> GIVEN INSTRUCTION: Answer with the number of lines in the listing below that contain the word "this", and nothing else.

> DATA PROVIDED:
++++++

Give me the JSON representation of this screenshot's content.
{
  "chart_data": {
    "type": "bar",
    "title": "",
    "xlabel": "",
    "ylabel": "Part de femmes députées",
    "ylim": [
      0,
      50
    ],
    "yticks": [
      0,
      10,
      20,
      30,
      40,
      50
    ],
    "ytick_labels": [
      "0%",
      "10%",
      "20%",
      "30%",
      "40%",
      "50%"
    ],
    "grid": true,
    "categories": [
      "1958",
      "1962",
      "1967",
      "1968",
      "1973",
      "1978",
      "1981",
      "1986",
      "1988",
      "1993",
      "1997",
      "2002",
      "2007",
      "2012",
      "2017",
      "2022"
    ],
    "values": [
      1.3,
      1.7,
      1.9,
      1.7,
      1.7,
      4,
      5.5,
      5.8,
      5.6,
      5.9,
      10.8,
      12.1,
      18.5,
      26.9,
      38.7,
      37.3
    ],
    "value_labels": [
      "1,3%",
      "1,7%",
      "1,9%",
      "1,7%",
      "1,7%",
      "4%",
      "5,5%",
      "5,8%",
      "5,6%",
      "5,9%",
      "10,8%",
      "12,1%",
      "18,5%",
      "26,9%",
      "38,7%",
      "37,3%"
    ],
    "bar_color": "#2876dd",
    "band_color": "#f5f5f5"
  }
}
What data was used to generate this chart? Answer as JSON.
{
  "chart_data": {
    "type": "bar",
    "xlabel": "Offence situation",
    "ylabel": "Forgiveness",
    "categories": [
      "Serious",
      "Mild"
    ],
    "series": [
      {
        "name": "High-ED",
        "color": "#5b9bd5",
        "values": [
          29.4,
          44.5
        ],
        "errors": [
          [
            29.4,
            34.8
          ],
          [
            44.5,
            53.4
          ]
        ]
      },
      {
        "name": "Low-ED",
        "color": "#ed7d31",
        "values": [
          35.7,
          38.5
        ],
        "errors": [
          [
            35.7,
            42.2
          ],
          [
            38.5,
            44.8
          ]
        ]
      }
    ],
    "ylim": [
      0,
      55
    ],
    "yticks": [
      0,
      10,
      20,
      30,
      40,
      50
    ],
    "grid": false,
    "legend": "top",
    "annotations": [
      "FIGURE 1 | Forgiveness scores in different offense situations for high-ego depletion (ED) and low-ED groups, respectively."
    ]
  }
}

++++++

> EXERCISE ANSWER: 2